_Given exercise_
Give back the entire listing verbatim.

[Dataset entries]
▽

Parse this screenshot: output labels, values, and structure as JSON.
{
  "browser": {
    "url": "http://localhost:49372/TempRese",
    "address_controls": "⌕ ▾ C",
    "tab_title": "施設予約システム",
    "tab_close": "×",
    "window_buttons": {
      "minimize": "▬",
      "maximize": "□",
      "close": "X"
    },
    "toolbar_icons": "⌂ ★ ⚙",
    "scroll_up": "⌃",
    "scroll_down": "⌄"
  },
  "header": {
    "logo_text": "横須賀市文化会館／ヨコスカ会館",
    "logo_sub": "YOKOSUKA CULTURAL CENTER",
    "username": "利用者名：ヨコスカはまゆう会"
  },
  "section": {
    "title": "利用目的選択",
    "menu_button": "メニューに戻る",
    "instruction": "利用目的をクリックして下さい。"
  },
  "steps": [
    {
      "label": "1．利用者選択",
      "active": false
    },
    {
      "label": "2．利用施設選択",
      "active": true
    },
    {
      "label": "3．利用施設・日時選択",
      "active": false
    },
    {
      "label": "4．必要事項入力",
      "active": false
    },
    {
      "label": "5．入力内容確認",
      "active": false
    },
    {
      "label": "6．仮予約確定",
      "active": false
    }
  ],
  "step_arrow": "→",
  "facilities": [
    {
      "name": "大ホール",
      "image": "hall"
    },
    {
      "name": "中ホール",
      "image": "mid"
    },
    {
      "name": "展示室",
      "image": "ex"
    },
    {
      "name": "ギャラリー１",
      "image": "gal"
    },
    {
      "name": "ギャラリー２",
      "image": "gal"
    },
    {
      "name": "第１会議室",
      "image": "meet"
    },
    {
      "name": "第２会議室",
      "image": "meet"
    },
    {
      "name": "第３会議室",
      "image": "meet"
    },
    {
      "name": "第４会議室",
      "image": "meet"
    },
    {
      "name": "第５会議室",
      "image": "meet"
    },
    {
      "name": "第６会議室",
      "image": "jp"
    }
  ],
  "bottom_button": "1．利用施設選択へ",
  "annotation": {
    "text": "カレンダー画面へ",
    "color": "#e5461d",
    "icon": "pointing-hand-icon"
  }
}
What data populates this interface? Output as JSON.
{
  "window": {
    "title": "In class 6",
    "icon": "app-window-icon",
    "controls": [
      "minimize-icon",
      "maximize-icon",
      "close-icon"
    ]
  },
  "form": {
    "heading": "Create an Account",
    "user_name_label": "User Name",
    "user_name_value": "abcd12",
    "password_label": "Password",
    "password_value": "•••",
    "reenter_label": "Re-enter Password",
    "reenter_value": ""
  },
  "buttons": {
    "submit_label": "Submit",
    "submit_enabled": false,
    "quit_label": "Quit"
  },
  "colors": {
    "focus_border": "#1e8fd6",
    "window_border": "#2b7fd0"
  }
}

△

_Response below_
Parse this screenshot: output labels, values, and structure as JSON.
{
  "browser": {
    "url": "http://localhost:49372/TempRese",
    "address_controls": "⌕ ▾ C",
    "tab_title": "施設予約システム",
    "tab_close": "×",
    "window_buttons": {
      "minimize": "▬",
      "maximize": "□",
      "close": "X"
    },
    "toolbar_icons": "⌂ ★ ⚙",
    "scroll_up": "⌃",
    "scroll_down": "⌄"
  },
  "header": {
    "logo_text": "横須賀市文化会館／ヨコスカ会館",
    "logo_sub": "YOKOSUKA CULTURAL CENTER",
    "username": "利用者名：ヨコスカはまゆう会"
  },
  "section": {
    "title": "利用目的選択",
    "menu_button": "メニューに戻る",
    "instruction": "利用目的をクリックして下さい。"
  },
  "steps": [
    {
      "label": "1．利用者選択",
      "active": false
    },
    {
      "label": "2．利用施設選択",
      "active": true
    },
    {
      "label": "3．利用施設・日時選択",
      "active": false
    },
    {
      "label": "4．必要事項入力",
      "active": false
    },
    {
      "label": "5．入力内容確認",
      "active": false
    },
    {
      "label": "6．仮予約確定",
      "active": false
    }
  ],
  "step_arrow": "→",
  "facilities": [
    {
      "name": "大ホール",
      "image": "hall"
    },
    {
      "name": "中ホール",
      "image": "mid"
    },
    {
      "name": "展示室",
      "image": "ex"
    },
    {
      "name": "ギャラリー１",
      "image": "gal"
    },
    {
      "name": "ギャラリー２",
      "image": "gal"
    },
    {
      "name": "第１会議室",
      "image": "meet"
    },
    {
      "name": "第２会議室",
      "image": "meet"
    },
    {
      "name": "第３会議室",
      "image": "meet"
    },
    {
      "name": "第４会議室",
      "image": "meet"
    },
    {
      "name": "第５会議室",
      "image": "meet"
    },
    {
      "name": "第６会議室",
      "image": "jp"
    }
  ],
  "bottom_button": "1．利用施設選択へ",
  "annotation": {
    "text": "カレンダー画面へ",
    "color": "#e5461d",
    "icon": "pointing-hand-icon"
  }
}
What data populates this interface? Output as JSON.
{
  "window": {
    "title": "In class 6",
    "icon": "app-window-icon",
    "controls": [
      "minimize-icon",
      "maximize-icon",
      "close-icon"
    ]
  },
  "form": {
    "heading": "Create an Account",
    "user_name_label": "User Name",
    "user_name_value": "abcd12",
    "password_label": "Password",
    "password_value": "•••",
    "reenter_label": "Re-enter Password",
    "reenter_value": ""
  },
  "buttons": {
    "submit_label": "Submit",
    "submit_enabled": false,
    "quit_label": "Quit"
  },
  "colors": {
    "focus_border": "#1e8fd6",
    "window_border": "#2b7fd0"
  }
}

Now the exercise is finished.